■ **RECORDS SUPPLIED**
>> START

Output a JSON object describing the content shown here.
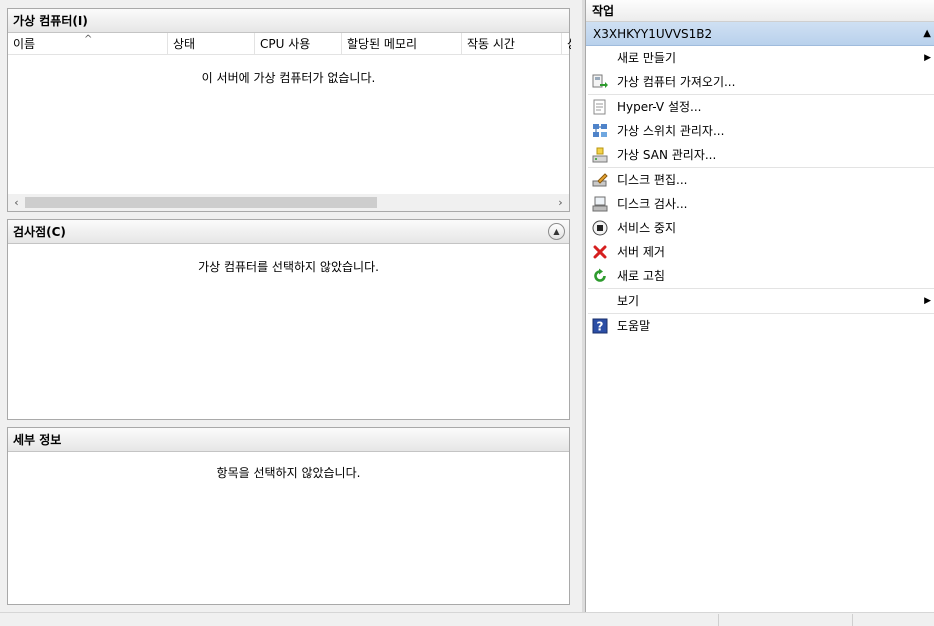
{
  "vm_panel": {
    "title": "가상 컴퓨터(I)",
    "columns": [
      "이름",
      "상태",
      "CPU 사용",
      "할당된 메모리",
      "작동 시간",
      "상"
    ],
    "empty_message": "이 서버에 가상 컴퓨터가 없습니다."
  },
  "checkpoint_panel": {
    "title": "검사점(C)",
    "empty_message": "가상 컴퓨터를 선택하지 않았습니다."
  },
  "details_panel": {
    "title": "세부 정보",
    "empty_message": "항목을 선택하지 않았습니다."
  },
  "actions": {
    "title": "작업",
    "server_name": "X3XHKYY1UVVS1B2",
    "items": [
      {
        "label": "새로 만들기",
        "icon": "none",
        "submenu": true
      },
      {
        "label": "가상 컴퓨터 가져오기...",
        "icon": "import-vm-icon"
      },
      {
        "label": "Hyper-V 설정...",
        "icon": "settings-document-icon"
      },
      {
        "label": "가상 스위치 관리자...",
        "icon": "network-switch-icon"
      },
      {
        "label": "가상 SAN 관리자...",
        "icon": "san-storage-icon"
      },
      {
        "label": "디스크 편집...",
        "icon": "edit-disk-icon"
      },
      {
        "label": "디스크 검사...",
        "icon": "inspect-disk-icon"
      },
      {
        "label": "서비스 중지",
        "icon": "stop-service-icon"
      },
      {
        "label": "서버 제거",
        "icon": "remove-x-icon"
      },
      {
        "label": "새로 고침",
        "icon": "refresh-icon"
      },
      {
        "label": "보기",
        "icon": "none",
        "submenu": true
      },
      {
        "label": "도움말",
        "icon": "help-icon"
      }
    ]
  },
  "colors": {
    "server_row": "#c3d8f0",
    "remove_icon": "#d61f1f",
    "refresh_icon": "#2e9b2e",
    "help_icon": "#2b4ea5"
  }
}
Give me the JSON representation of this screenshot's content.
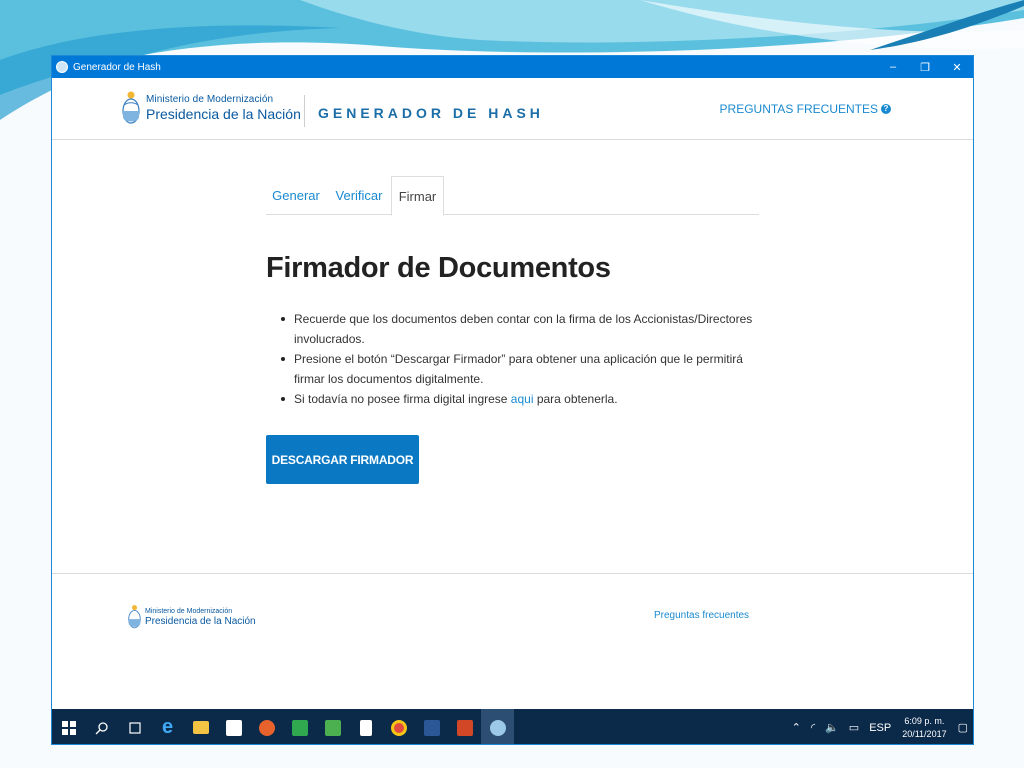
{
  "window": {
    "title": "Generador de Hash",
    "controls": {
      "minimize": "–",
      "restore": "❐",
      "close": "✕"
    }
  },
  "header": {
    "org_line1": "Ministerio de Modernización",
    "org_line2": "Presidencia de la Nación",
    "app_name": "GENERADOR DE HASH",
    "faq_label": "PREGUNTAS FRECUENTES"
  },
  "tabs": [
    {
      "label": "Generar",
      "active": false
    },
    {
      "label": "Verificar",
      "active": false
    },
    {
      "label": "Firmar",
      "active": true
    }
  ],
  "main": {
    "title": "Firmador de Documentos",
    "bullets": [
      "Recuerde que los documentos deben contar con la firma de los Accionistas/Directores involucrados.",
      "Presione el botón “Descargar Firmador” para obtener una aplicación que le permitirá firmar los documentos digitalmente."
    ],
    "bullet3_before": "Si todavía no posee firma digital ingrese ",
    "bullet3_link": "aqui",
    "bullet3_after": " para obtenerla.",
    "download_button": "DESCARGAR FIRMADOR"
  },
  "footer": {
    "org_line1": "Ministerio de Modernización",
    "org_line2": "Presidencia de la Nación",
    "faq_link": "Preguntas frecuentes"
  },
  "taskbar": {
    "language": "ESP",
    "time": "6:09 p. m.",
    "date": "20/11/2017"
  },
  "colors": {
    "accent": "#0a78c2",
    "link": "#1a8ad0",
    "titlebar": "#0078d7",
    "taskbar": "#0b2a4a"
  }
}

>> END
>> START

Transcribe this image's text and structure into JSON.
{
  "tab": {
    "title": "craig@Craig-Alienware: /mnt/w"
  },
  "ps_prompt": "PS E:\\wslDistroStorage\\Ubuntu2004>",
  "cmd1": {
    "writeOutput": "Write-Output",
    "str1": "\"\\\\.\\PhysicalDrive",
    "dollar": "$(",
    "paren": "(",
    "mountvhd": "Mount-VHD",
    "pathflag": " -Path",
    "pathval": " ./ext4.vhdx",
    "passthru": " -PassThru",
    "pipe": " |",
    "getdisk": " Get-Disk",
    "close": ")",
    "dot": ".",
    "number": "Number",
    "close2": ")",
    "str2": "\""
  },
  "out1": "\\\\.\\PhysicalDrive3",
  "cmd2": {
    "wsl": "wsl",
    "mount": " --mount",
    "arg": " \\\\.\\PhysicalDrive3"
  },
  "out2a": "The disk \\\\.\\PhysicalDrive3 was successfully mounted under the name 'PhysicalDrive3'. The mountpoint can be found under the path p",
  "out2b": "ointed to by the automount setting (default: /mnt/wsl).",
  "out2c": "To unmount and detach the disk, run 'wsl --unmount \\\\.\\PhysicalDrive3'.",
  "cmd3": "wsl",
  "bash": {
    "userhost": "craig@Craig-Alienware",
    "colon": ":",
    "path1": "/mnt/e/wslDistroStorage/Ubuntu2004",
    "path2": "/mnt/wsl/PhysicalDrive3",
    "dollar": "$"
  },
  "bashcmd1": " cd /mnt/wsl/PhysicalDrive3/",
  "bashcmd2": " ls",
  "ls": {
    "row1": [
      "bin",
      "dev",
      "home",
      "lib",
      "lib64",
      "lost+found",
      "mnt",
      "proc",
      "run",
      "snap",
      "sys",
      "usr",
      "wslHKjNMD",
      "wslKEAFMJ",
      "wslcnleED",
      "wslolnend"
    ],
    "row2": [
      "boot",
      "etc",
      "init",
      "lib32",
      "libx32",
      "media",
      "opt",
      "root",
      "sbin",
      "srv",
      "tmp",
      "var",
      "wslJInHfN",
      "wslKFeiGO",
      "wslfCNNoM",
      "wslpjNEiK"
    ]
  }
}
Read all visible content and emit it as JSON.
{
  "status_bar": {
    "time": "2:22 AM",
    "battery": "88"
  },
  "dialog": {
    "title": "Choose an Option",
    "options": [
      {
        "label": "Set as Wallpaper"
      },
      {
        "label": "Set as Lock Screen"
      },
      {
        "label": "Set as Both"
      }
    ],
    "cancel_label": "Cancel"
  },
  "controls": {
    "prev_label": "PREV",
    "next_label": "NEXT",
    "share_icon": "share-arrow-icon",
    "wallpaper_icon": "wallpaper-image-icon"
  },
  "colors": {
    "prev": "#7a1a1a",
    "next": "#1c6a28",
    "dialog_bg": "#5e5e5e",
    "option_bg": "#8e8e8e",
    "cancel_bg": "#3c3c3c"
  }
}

>> END

Look through the listing above. Pick out each line with "않았습니다" and copy it.

    "empty_message": "가상 컴퓨터를 선택하지 않았습니다."
    "empty_message": "항목을 선택하지 않았습니다."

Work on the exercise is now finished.